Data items
----------------------------------------
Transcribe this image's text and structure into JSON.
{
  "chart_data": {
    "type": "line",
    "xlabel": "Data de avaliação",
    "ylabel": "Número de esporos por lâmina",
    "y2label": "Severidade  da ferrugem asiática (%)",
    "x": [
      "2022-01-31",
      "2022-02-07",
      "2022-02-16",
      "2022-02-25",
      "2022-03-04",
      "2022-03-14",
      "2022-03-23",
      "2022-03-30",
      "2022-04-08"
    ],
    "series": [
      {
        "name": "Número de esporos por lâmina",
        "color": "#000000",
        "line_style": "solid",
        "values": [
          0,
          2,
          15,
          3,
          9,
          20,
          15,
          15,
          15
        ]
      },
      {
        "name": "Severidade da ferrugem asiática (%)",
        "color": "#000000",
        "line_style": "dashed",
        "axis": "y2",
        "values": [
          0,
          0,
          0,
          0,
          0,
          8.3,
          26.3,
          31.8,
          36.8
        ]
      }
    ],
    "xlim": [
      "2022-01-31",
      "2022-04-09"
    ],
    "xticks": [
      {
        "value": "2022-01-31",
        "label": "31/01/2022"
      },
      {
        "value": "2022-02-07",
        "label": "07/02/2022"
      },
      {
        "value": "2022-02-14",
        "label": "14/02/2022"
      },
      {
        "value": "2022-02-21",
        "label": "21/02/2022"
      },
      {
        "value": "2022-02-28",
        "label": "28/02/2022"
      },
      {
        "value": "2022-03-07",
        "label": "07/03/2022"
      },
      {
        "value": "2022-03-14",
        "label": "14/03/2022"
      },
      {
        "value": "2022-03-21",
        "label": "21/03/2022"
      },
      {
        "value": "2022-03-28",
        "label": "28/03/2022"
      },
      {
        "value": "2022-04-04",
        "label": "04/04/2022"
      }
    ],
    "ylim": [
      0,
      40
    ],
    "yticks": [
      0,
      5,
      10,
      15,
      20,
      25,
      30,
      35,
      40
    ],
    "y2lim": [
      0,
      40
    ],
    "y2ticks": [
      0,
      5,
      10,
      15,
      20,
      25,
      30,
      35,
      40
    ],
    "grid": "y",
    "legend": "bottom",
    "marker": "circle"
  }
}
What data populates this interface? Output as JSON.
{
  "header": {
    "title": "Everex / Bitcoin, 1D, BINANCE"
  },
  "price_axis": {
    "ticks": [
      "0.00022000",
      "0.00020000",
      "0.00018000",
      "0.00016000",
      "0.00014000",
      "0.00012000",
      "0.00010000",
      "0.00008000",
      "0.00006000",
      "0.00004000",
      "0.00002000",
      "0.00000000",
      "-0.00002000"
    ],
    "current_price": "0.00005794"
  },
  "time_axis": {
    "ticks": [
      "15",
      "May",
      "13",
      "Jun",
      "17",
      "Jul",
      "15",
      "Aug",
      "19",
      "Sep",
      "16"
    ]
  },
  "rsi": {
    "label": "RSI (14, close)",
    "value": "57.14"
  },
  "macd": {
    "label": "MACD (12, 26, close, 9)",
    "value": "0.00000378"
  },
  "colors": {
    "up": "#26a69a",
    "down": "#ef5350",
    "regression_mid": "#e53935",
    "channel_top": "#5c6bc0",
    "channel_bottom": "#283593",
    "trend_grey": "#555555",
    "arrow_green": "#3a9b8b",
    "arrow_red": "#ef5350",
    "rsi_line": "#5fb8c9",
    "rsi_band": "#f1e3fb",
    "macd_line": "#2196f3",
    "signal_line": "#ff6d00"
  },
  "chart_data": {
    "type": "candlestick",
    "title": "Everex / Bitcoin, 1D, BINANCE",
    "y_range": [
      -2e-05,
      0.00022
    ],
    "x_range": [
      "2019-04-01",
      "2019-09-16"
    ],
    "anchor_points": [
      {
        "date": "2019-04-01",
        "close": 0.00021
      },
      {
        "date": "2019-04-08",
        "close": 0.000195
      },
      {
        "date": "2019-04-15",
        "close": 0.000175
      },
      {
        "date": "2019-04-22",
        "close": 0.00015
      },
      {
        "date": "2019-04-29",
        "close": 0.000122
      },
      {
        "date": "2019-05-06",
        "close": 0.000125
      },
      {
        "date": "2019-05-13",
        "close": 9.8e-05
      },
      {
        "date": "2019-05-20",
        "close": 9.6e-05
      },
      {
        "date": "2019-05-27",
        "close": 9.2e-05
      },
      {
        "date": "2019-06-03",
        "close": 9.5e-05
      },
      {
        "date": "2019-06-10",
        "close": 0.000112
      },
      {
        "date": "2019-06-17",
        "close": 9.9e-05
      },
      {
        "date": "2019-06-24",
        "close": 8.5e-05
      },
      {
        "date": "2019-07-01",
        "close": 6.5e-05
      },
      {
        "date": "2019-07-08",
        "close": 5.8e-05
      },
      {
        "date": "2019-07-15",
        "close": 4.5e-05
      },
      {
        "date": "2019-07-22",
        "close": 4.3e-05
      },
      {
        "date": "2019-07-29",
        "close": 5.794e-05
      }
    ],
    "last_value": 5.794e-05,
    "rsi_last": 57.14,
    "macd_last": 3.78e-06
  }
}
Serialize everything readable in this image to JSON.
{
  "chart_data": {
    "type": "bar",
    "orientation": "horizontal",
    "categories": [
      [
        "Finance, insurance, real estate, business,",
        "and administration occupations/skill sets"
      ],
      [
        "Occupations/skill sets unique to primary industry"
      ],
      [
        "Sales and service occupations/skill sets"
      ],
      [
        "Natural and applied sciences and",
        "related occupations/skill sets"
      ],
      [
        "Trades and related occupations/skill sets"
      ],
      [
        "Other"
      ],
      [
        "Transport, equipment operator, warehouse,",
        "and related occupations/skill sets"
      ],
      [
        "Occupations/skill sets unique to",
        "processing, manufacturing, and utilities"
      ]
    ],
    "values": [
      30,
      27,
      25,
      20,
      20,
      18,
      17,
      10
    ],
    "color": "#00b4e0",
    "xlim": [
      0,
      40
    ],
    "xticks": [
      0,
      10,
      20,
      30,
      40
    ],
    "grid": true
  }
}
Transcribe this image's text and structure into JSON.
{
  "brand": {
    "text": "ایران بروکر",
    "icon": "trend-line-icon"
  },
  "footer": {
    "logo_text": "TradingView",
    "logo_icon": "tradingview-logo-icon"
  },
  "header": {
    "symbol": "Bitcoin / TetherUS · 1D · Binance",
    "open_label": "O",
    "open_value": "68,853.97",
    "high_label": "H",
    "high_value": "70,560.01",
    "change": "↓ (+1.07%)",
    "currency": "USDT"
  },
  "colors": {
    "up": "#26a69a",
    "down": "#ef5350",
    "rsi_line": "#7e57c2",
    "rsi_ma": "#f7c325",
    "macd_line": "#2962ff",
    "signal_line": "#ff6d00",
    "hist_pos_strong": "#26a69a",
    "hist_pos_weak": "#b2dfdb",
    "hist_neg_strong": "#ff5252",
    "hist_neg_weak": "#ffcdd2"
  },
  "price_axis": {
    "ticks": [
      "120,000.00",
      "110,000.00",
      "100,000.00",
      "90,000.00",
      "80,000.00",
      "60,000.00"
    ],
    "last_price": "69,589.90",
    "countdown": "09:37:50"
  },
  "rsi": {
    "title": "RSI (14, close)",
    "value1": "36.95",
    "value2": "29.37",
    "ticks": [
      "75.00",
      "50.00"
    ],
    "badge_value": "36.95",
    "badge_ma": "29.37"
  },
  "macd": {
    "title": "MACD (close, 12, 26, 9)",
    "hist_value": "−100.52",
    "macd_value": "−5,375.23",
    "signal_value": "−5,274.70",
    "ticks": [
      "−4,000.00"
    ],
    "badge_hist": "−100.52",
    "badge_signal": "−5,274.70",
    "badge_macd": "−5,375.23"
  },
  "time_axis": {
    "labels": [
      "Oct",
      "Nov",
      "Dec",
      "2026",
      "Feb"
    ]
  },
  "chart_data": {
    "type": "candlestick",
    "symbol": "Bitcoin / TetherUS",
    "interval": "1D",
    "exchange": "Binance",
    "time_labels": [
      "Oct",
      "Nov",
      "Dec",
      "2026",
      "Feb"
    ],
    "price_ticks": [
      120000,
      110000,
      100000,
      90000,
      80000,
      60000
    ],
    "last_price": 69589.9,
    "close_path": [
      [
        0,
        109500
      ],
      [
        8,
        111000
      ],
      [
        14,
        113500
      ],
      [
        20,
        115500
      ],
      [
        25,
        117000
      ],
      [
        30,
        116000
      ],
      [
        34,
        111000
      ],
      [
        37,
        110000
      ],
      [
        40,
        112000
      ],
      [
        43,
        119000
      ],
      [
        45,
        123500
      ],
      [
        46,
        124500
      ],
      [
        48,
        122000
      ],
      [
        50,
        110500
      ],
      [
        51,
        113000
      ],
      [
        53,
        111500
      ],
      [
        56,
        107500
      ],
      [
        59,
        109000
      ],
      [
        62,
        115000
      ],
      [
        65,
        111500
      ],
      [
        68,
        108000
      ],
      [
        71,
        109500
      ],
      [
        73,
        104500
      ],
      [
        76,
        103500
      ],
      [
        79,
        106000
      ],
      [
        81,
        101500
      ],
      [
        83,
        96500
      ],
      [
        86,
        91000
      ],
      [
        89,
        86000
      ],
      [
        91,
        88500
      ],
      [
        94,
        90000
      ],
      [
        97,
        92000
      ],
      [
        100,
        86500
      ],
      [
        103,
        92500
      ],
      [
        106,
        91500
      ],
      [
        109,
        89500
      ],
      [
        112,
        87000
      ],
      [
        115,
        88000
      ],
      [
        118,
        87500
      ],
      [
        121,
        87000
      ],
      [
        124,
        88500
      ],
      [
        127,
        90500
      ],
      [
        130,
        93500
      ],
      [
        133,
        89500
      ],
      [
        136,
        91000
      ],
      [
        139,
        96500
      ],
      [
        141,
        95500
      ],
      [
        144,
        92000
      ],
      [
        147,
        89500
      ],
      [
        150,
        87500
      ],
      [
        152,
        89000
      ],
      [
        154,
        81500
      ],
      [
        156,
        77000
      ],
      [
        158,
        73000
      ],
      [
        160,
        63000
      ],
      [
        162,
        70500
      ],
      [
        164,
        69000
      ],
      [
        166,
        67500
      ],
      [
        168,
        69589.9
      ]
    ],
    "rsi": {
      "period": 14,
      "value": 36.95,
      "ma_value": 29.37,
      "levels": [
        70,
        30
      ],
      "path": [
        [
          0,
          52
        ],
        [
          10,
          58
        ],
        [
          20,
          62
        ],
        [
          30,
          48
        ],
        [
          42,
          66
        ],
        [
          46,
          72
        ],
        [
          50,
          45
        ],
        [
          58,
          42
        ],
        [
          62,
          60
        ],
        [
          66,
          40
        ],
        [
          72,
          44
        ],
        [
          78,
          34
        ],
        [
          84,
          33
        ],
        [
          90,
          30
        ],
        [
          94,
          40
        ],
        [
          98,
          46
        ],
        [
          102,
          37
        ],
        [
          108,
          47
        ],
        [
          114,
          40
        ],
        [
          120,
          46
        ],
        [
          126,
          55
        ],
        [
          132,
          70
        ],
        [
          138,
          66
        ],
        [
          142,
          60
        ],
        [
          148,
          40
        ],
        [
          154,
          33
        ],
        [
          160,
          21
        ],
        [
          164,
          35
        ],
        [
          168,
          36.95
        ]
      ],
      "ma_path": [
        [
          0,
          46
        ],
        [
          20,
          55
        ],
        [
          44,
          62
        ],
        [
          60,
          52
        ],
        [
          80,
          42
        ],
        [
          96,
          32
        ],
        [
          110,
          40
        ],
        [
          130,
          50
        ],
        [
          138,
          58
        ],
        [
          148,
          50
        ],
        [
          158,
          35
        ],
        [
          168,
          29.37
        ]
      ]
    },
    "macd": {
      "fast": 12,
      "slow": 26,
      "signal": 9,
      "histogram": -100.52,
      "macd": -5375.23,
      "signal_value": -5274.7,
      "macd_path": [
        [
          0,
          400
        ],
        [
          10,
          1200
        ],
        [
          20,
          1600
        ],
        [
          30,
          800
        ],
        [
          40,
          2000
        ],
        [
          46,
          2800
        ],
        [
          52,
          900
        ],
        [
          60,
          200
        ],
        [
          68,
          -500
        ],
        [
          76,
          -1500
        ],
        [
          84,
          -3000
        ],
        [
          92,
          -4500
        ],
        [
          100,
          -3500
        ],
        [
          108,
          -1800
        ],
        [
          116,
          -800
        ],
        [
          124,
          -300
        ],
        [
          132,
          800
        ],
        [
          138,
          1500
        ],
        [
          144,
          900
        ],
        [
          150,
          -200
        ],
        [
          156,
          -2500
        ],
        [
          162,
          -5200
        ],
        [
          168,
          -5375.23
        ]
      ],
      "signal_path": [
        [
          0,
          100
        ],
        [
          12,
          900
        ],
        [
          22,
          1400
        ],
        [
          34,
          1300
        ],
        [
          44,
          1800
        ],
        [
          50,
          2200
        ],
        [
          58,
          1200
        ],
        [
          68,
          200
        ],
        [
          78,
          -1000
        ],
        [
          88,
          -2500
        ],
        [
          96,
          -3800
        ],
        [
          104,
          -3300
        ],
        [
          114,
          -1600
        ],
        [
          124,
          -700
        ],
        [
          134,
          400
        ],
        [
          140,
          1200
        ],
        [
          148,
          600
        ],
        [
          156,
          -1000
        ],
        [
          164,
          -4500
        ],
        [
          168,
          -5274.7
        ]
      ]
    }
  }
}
----------------------------------------
• Given exercise: Copy each line of the data above that holds "related".

• Solution for this exercise:
        "related occupations/skill sets"
        "Trades and related occupations/skill sets"
        "and related occupations/skill sets"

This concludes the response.